● **Your objective**
List each line of the data in which the string "relative" appears.

** start of Excerpted data **

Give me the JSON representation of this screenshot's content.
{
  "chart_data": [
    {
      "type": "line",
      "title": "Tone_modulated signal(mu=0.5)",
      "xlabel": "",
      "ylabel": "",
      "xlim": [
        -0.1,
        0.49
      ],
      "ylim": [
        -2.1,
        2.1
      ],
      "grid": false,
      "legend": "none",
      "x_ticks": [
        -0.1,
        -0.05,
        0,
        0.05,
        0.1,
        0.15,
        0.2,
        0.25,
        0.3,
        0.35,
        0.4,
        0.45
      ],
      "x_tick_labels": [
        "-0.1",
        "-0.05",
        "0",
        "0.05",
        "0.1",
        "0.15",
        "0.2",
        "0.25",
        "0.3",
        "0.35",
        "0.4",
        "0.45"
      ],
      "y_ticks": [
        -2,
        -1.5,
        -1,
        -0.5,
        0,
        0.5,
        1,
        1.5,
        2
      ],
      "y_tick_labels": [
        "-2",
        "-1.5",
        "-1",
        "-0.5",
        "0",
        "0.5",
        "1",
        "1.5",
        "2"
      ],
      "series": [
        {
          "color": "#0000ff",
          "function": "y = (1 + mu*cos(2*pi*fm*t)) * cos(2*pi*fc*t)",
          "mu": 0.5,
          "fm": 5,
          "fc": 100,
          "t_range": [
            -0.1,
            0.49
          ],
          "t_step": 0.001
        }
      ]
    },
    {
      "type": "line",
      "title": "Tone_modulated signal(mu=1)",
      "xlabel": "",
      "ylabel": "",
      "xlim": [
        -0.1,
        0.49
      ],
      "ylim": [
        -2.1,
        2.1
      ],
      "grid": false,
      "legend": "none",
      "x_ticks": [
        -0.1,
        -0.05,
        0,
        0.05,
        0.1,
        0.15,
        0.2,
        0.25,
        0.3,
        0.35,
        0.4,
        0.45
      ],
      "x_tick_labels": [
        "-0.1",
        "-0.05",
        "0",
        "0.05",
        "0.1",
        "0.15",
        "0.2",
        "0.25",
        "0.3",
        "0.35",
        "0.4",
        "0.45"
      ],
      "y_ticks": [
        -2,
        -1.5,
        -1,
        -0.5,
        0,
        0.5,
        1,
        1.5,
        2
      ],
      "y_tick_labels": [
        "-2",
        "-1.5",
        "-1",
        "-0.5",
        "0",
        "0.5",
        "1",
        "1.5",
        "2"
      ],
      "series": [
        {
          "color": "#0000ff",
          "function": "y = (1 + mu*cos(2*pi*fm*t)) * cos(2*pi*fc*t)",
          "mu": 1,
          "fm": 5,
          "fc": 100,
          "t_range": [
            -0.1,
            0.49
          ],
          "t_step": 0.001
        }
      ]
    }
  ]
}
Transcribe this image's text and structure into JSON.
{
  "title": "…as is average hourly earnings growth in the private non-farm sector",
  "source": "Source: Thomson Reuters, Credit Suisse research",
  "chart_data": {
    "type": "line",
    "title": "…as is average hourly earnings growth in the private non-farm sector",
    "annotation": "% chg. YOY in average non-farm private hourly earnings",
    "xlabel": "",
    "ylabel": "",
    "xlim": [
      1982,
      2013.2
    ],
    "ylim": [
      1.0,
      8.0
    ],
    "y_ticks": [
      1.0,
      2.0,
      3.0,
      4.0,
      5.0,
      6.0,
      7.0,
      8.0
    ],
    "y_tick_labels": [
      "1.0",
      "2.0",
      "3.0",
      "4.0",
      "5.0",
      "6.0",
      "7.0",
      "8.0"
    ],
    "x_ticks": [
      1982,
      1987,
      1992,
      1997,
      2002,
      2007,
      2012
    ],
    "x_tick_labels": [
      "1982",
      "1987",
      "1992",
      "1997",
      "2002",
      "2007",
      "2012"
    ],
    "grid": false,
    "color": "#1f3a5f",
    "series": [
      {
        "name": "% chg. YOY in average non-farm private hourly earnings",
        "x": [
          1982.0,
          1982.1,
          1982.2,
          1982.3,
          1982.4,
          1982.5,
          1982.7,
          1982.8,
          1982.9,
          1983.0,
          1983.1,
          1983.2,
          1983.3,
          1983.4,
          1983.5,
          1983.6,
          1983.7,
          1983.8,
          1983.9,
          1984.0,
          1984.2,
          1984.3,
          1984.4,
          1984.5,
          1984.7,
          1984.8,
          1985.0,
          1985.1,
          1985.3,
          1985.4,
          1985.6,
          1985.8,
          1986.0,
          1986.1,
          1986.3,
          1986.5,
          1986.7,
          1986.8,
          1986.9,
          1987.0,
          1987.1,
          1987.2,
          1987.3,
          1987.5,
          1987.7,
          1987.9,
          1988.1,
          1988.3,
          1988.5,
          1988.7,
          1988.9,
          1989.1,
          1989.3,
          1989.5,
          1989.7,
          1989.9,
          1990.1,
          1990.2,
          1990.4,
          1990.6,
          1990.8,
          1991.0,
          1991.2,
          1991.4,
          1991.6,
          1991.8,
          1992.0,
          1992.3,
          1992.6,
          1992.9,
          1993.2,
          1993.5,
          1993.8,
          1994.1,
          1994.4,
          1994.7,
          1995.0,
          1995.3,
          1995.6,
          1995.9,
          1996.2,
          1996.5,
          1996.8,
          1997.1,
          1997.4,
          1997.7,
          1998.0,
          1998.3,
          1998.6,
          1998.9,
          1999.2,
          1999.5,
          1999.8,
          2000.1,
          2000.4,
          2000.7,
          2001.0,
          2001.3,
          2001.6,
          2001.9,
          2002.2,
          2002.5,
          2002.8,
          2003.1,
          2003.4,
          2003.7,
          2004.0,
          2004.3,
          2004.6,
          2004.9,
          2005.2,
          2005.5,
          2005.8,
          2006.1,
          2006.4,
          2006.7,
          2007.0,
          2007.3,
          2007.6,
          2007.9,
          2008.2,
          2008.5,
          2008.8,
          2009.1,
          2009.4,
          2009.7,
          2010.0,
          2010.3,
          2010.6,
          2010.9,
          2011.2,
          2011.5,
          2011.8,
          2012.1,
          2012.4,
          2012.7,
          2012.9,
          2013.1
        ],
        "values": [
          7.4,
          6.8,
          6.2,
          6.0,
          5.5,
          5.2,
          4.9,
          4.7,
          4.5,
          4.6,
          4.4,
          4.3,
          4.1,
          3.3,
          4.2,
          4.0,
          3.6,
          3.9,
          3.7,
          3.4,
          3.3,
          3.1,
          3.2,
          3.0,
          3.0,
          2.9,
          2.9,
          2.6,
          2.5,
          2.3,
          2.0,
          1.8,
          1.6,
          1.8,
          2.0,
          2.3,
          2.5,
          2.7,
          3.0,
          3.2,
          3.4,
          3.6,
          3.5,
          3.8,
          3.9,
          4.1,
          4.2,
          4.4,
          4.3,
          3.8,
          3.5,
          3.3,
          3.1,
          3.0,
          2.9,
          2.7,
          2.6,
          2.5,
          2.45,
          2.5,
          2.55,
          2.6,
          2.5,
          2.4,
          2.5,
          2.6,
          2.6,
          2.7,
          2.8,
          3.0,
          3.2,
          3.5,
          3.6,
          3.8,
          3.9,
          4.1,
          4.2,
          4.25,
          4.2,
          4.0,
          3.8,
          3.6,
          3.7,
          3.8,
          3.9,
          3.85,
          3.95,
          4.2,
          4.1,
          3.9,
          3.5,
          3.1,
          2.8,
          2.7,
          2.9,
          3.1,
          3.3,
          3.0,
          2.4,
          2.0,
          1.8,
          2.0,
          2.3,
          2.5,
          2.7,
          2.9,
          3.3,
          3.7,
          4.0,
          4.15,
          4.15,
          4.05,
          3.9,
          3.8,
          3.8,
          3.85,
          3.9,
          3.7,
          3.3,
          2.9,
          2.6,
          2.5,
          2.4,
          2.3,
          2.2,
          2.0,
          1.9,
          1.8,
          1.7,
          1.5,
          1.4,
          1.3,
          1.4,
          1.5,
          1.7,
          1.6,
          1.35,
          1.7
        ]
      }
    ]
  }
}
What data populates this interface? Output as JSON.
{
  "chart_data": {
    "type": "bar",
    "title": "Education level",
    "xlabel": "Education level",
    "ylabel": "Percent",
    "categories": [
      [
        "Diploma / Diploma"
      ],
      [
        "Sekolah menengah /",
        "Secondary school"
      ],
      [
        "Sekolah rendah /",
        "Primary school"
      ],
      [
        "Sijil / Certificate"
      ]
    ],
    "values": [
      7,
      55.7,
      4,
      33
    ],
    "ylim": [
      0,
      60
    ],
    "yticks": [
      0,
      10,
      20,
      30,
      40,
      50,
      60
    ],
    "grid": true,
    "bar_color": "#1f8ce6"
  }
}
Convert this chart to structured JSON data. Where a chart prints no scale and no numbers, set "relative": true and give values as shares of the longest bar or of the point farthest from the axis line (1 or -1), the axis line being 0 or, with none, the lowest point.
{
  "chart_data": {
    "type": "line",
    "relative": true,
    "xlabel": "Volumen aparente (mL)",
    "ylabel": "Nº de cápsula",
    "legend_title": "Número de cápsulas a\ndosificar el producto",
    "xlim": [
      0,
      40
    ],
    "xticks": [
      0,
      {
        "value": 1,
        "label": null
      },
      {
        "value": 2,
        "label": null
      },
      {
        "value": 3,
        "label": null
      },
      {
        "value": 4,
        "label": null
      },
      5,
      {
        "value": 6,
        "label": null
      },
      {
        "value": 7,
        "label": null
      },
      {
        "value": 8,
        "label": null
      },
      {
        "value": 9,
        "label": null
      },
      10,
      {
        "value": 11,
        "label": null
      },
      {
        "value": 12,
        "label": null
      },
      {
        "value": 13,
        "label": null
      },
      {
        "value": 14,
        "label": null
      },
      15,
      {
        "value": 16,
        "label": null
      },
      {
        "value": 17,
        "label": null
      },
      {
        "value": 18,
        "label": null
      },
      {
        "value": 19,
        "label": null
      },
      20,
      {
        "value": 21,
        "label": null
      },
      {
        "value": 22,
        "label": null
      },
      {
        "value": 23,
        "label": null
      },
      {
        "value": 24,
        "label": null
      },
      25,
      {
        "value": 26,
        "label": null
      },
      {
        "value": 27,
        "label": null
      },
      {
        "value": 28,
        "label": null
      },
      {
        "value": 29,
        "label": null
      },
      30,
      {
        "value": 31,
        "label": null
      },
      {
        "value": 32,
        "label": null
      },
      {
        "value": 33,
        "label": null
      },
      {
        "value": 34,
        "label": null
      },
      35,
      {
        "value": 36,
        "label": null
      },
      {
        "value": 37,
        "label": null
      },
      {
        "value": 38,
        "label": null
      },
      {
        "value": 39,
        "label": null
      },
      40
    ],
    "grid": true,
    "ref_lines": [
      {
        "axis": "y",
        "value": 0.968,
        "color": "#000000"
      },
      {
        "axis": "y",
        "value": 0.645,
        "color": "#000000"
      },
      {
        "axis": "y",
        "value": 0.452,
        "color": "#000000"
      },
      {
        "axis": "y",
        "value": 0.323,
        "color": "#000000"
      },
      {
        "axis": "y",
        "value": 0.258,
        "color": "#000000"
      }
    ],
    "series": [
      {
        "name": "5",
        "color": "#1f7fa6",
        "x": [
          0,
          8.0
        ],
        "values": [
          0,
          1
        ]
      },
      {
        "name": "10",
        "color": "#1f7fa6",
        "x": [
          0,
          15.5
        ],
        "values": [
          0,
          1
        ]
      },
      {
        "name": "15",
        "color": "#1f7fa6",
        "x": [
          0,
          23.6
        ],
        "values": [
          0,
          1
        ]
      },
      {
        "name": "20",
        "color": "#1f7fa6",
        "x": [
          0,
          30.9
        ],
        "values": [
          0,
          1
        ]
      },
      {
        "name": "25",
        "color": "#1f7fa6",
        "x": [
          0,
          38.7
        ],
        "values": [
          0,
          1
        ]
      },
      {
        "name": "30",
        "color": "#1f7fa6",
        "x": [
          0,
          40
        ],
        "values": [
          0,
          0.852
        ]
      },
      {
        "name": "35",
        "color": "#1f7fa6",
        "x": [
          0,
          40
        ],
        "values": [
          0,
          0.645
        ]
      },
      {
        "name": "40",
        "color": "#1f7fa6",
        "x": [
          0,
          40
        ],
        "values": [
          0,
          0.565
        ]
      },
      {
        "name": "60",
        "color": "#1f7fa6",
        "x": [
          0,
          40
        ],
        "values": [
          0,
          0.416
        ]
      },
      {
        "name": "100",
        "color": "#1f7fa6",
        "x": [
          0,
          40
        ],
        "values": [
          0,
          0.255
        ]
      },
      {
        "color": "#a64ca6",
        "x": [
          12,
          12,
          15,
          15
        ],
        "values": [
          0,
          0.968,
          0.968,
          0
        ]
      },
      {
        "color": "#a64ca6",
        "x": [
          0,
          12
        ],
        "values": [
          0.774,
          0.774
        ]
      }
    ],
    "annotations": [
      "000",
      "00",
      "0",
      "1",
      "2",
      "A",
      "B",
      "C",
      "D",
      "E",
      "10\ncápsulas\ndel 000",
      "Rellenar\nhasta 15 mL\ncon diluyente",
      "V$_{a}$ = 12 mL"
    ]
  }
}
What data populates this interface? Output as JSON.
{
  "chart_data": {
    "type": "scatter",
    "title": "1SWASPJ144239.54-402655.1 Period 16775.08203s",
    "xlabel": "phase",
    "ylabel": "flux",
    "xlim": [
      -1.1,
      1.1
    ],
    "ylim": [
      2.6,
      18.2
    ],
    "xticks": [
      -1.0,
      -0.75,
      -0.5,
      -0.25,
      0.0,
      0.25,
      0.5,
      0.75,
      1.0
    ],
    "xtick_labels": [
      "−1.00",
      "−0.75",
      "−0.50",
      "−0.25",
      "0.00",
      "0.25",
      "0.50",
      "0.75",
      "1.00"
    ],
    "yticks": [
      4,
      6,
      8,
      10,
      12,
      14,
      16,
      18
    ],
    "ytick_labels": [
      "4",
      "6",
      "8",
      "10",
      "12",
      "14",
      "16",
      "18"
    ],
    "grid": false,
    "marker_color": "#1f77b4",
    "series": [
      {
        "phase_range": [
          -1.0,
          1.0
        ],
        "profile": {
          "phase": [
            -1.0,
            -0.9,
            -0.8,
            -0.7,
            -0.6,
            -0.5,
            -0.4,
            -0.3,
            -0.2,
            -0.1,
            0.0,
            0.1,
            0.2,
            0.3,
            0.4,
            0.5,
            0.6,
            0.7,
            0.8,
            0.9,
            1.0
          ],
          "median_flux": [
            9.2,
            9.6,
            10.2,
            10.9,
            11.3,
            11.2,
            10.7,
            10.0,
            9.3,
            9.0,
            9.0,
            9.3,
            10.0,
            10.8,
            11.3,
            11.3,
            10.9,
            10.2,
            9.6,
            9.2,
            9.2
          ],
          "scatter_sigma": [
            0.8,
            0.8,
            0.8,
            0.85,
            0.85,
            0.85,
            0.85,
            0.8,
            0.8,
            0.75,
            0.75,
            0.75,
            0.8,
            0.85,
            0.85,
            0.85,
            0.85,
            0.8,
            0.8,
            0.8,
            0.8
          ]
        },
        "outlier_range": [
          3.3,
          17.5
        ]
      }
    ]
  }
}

** end of Excerpted data **

● **Solution for this task**
Convert this chart to structured JSON data. Where a chart prints no scale and no numbers, set "relative": true and give values as shares of the longest bar or of the point farthest from the axis line (1 or -1), the axis line being 0 or, with none, the lowest point.
    "relative": true,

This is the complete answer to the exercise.